Copy each line of the records that holds the string "arquivos".

[Dataset excerpts]

--- BEGIN ---

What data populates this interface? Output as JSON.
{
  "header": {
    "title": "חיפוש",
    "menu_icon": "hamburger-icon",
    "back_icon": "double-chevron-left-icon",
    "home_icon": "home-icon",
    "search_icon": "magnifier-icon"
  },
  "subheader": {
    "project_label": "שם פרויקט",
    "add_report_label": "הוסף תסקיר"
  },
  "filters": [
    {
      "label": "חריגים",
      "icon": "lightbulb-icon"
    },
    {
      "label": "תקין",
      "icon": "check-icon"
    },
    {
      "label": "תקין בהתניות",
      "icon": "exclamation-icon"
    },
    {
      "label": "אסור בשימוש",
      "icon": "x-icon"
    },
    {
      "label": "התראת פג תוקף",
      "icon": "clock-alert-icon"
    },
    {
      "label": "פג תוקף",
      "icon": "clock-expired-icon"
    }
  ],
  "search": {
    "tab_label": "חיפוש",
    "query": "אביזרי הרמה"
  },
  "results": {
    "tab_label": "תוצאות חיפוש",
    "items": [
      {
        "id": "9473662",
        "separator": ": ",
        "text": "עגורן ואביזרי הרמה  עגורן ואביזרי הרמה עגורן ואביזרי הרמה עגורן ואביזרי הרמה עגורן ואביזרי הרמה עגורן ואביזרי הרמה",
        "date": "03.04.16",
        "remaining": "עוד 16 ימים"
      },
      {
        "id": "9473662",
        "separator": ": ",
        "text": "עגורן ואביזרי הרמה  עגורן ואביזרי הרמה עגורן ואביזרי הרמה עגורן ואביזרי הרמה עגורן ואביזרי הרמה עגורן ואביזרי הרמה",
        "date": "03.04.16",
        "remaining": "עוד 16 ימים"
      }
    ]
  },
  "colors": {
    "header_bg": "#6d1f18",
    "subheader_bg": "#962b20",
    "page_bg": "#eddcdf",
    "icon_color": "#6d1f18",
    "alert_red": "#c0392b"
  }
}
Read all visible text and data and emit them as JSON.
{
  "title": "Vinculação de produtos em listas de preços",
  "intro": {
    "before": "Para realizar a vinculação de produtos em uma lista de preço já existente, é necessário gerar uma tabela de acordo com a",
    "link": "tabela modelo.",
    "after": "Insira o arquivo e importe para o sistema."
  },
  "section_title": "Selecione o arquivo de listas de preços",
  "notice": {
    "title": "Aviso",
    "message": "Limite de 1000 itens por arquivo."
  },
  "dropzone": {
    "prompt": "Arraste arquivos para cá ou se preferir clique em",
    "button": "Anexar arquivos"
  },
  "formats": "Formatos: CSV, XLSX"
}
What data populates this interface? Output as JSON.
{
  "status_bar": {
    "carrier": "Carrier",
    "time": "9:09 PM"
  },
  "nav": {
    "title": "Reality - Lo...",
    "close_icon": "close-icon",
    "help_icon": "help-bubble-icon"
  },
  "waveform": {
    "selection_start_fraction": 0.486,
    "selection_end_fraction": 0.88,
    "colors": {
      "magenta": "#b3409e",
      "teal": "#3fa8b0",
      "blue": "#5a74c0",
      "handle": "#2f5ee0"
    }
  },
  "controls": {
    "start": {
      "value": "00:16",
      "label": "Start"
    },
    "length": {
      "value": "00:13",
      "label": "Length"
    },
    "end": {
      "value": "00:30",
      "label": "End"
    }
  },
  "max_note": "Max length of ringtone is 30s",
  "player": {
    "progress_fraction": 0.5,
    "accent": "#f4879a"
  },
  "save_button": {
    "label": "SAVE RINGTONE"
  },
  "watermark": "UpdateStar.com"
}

--- END ---

* OUTPUT FOR THIS TASK *
    "prompt": "Arraste arquivos para cá ou se preferir clique em",
    "button": "Anexar arquivos"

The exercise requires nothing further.